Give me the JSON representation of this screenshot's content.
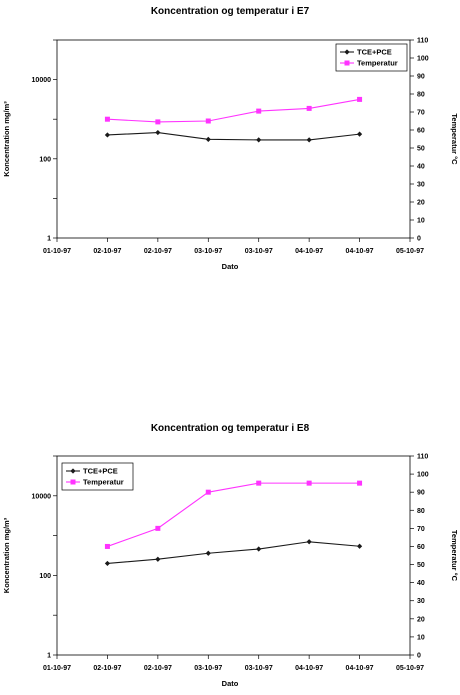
{
  "chart_data": [
    {
      "type": "line",
      "title": "Koncentration og temperatur i E7",
      "xlabel": "Dato",
      "ylabel": "Koncentration mg/m³",
      "y2label": "Temperatur °C",
      "x_tick_labels": [
        "01-10-97",
        "02-10-97",
        "02-10-97",
        "03-10-97",
        "03-10-97",
        "04-10-97",
        "04-10-97",
        "05-10-97"
      ],
      "y_scale": "log",
      "ylim": [
        1,
        100000
      ],
      "y_tick_labels": [
        "1",
        "100",
        "10000"
      ],
      "y2lim": [
        0,
        110
      ],
      "y2_ticks": [
        0,
        10,
        20,
        30,
        40,
        50,
        60,
        70,
        80,
        90,
        100,
        110
      ],
      "legend_position": "top-right",
      "legend": [
        "TCE+PCE",
        "Temperatur"
      ],
      "series": [
        {
          "name": "TCE+PCE",
          "axis": "left",
          "color": "#1a1a1a",
          "marker": "diamond",
          "x": [
            1,
            2,
            3,
            4,
            5,
            6
          ],
          "values": [
            400,
            460,
            310,
            300,
            300,
            420
          ]
        },
        {
          "name": "Temperatur",
          "axis": "right",
          "color": "#ff33ff",
          "marker": "square",
          "x": [
            1,
            2,
            3,
            4,
            5,
            6
          ],
          "values": [
            66,
            64.5,
            65,
            70.5,
            72,
            77
          ]
        }
      ]
    },
    {
      "type": "line",
      "title": "Koncentration og temperatur i E8",
      "xlabel": "Dato",
      "ylabel": "Koncentration mg/m³",
      "y2label": "Temperatur °C",
      "x_tick_labels": [
        "01-10-97",
        "02-10-97",
        "02-10-97",
        "03-10-97",
        "03-10-97",
        "04-10-97",
        "04-10-97",
        "05-10-97"
      ],
      "y_scale": "log",
      "ylim": [
        1,
        100000
      ],
      "y_tick_labels": [
        "1",
        "100",
        "10000"
      ],
      "y2lim": [
        0,
        110
      ],
      "y2_ticks": [
        0,
        10,
        20,
        30,
        40,
        50,
        60,
        70,
        80,
        90,
        100,
        110
      ],
      "legend_position": "top-left",
      "legend": [
        "TCE+PCE",
        "Temperatur"
      ],
      "series": [
        {
          "name": "TCE+PCE",
          "axis": "left",
          "color": "#1a1a1a",
          "marker": "diamond",
          "x": [
            1,
            2,
            3,
            4,
            5,
            6
          ],
          "values": [
            200,
            255,
            360,
            460,
            700,
            540
          ]
        },
        {
          "name": "Temperatur",
          "axis": "right",
          "color": "#ff33ff",
          "marker": "square",
          "x": [
            1,
            2,
            3,
            4,
            5,
            6
          ],
          "values": [
            60,
            70,
            90,
            95,
            95,
            95
          ]
        }
      ]
    }
  ]
}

- - -

▶ _Task directions_
Your job is to transcribe the entries above exactly; skip the pictures.

▶ _Result of this exercise_
Give me the JSON representation of this screenshot's content.
{
  "chart_data": [
    {
      "type": "line",
      "title": "Koncentration og temperatur i E7",
      "xlabel": "Dato",
      "ylabel": "Koncentration mg/m³",
      "y2label": "Temperatur °C",
      "x_tick_labels": [
        "01-10-97",
        "02-10-97",
        "02-10-97",
        "03-10-97",
        "03-10-97",
        "04-10-97",
        "04-10-97",
        "05-10-97"
      ],
      "y_scale": "log",
      "ylim": [
        1,
        100000
      ],
      "y_tick_labels": [
        "1",
        "100",
        "10000"
      ],
      "y2lim": [
        0,
        110
      ],
      "y2_ticks": [
        0,
        10,
        20,
        30,
        40,
        50,
        60,
        70,
        80,
        90,
        100,
        110
      ],
      "legend_position": "top-right",
      "legend": [
        "TCE+PCE",
        "Temperatur"
      ],
      "series": [
        {
          "name": "TCE+PCE",
          "axis": "left",
          "color": "#1a1a1a",
          "marker": "diamond",
          "x": [
            1,
            2,
            3,
            4,
            5,
            6
          ],
          "values": [
            400,
            460,
            310,
            300,
            300,
            420
          ]
        },
        {
          "name": "Temperatur",
          "axis": "right",
          "color": "#ff33ff",
          "marker": "square",
          "x": [
            1,
            2,
            3,
            4,
            5,
            6
          ],
          "values": [
            66,
            64.5,
            65,
            70.5,
            72,
            77
          ]
        }
      ]
    },
    {
      "type": "line",
      "title": "Koncentration og temperatur i E8",
      "xlabel": "Dato",
      "ylabel": "Koncentration mg/m³",
      "y2label": "Temperatur °C",
      "x_tick_labels": [
        "01-10-97",
        "02-10-97",
        "02-10-97",
        "03-10-97",
        "03-10-97",
        "04-10-97",
        "04-10-97",
        "05-10-97"
      ],
      "y_scale": "log",
      "ylim": [
        1,
        100000
      ],
      "y_tick_labels": [
        "1",
        "100",
        "10000"
      ],
      "y2lim": [
        0,
        110
      ],
      "y2_ticks": [
        0,
        10,
        20,
        30,
        40,
        50,
        60,
        70,
        80,
        90,
        100,
        110
      ],
      "legend_position": "top-left",
      "legend": [
        "TCE+PCE",
        "Temperatur"
      ],
      "series": [
        {
          "name": "TCE+PCE",
          "axis": "left",
          "color": "#1a1a1a",
          "marker": "diamond",
          "x": [
            1,
            2,
            3,
            4,
            5,
            6
          ],
          "values": [
            200,
            255,
            360,
            460,
            700,
            540
          ]
        },
        {
          "name": "Temperatur",
          "axis": "right",
          "color": "#ff33ff",
          "marker": "square",
          "x": [
            1,
            2,
            3,
            4,
            5,
            6
          ],
          "values": [
            60,
            70,
            90,
            95,
            95,
            95
          ]
        }
      ]
    }
  ]
}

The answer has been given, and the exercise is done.